Short exercise: Update the lines of the material starting with the line containing "Output 16 of" and going on through the line containing "- x-tick-label: 135°: [154, 374, 184, 385]", replacing "legend-label" with "series-label" and leaving everything else unchanged.

(Entries from a dataset)
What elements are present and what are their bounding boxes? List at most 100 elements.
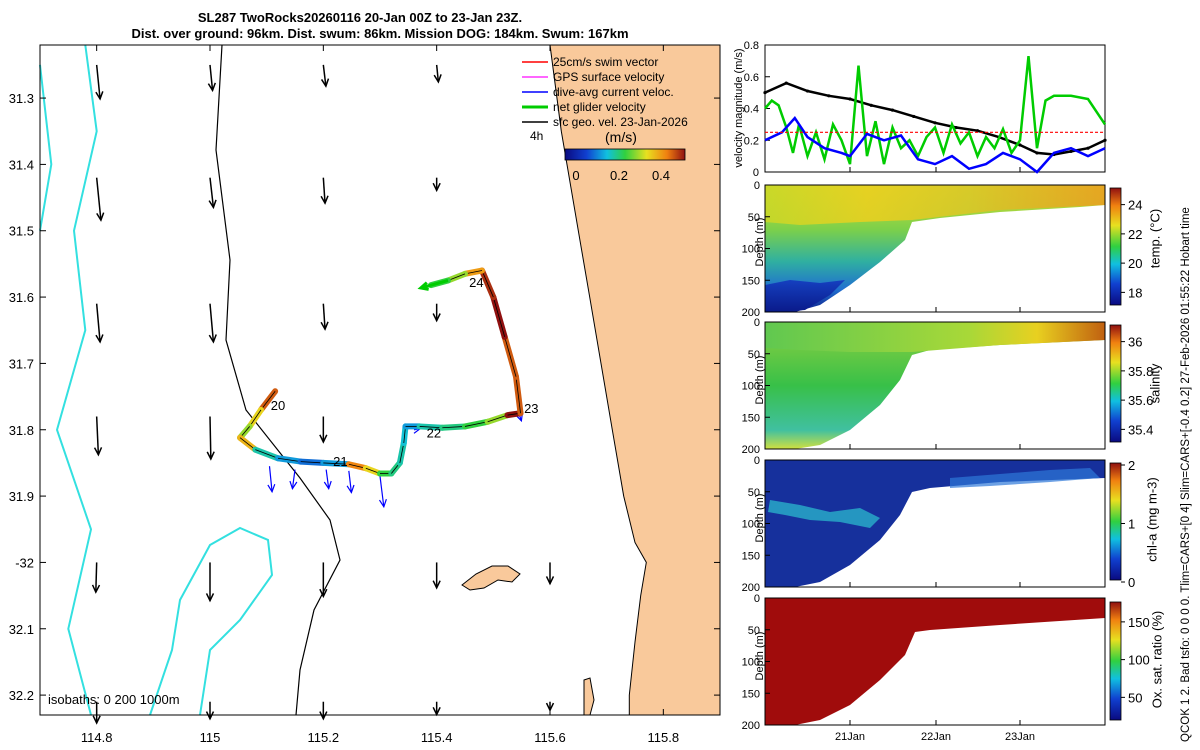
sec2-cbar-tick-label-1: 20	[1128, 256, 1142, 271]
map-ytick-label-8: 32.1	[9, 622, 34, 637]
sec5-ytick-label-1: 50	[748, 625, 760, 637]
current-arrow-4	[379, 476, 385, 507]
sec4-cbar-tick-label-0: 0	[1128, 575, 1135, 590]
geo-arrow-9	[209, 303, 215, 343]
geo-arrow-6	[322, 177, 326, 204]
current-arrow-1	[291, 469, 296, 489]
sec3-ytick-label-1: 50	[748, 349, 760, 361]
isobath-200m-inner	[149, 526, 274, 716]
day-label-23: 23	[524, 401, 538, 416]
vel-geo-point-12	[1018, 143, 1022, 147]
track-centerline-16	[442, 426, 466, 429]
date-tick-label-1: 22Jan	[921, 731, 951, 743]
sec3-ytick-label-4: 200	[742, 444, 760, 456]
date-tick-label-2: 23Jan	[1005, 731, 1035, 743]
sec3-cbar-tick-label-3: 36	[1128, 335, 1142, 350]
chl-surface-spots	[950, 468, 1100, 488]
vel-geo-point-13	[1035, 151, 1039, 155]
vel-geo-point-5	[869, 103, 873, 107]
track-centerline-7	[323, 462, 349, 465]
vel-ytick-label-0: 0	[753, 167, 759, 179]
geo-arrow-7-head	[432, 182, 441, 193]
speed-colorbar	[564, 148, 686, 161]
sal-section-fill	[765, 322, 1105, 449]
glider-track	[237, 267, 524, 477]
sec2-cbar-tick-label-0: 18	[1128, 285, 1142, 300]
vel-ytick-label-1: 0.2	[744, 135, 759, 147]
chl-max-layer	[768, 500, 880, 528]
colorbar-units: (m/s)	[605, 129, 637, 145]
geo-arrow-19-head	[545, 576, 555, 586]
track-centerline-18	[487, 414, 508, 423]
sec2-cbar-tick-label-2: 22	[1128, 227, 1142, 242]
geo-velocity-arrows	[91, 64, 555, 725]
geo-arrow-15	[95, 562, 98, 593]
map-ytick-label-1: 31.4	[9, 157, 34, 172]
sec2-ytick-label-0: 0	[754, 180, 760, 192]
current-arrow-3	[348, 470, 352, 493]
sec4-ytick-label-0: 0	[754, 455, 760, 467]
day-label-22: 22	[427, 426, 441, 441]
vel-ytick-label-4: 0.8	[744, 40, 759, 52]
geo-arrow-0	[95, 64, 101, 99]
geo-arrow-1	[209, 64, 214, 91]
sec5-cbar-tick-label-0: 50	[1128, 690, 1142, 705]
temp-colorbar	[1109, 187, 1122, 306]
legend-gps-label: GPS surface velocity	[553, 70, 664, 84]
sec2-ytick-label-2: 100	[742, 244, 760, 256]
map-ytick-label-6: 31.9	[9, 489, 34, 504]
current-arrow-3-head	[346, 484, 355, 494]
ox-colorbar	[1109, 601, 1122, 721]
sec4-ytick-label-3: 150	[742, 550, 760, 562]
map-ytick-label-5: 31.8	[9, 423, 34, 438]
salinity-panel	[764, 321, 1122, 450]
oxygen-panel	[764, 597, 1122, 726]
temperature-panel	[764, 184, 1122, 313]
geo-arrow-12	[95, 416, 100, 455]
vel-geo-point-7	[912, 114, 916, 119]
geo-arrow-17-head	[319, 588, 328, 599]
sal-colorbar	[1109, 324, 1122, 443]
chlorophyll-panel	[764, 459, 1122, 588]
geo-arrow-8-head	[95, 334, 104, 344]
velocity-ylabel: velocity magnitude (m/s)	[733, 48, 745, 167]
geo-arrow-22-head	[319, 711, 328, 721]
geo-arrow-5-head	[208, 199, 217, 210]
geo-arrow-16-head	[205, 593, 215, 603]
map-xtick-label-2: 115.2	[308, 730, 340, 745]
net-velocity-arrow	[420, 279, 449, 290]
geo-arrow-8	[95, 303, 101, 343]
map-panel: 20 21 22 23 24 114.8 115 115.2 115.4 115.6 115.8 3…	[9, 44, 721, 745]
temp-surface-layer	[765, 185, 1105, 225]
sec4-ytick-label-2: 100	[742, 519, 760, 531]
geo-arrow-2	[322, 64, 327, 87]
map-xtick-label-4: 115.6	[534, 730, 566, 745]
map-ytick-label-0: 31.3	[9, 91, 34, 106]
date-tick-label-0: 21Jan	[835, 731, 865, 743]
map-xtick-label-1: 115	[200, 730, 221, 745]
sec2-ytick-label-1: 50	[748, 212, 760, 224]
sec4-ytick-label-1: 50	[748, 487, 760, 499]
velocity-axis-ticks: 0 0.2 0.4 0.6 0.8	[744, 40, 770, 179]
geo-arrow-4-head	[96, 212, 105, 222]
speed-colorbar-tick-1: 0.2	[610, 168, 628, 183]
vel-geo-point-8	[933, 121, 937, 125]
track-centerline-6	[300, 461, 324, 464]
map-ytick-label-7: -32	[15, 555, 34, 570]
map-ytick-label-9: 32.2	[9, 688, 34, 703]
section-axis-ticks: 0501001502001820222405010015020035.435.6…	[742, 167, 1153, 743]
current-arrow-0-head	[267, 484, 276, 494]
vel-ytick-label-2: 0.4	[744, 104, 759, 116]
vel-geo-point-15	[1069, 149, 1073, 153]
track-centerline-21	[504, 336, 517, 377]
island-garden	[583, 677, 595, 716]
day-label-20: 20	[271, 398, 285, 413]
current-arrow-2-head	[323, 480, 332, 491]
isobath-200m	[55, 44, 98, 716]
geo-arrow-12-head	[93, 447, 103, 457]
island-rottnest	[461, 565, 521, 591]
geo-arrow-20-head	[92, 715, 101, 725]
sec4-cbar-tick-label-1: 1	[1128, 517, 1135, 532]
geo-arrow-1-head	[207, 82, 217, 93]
* * *
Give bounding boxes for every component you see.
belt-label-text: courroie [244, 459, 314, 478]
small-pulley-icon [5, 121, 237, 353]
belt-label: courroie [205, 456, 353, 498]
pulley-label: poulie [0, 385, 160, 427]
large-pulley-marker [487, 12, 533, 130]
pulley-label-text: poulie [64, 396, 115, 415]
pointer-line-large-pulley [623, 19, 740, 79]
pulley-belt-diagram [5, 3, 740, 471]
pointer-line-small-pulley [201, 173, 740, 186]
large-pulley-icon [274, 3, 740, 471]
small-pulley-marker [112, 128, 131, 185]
==
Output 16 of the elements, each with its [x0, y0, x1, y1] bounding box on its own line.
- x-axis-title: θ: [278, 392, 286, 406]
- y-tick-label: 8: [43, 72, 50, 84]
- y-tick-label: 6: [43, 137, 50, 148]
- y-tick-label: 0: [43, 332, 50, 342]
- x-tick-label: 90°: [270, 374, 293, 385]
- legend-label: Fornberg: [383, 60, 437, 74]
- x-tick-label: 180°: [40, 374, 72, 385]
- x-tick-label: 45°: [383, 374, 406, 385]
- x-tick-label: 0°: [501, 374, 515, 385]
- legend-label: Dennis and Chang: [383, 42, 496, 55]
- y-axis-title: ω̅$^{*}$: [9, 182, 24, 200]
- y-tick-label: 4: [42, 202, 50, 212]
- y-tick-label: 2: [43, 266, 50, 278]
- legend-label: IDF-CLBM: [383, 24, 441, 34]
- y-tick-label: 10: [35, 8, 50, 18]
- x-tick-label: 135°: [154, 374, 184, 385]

Solution for this exercise:
Output 16 of the elements, each with its [x0, y0, x1, y1] bounding box on its own line.
- x-axis-title: θ: [278, 392, 286, 406]
- y-tick-label: 8: [43, 72, 50, 84]
- y-tick-label: 6: [43, 137, 50, 148]
- y-tick-label: 0: [43, 332, 50, 342]
- x-tick-label: 90°: [270, 374, 293, 385]
- series-label: Fornberg: [383, 60, 437, 74]
- x-tick-label: 180°: [40, 374, 72, 385]
- x-tick-label: 45°: [383, 374, 406, 385]
- x-tick-label: 0°: [501, 374, 515, 385]
- series-label: Dennis and Chang: [383, 42, 496, 55]
- y-axis-title: ω̅$^{*}$: [9, 182, 24, 200]
- y-tick-label: 4: [42, 202, 50, 212]
- y-tick-label: 2: [43, 266, 50, 278]
- series-label: IDF-CLBM: [383, 24, 441, 34]
- y-tick-label: 10: [35, 8, 50, 18]
- x-tick-label: 135°: [154, 374, 184, 385]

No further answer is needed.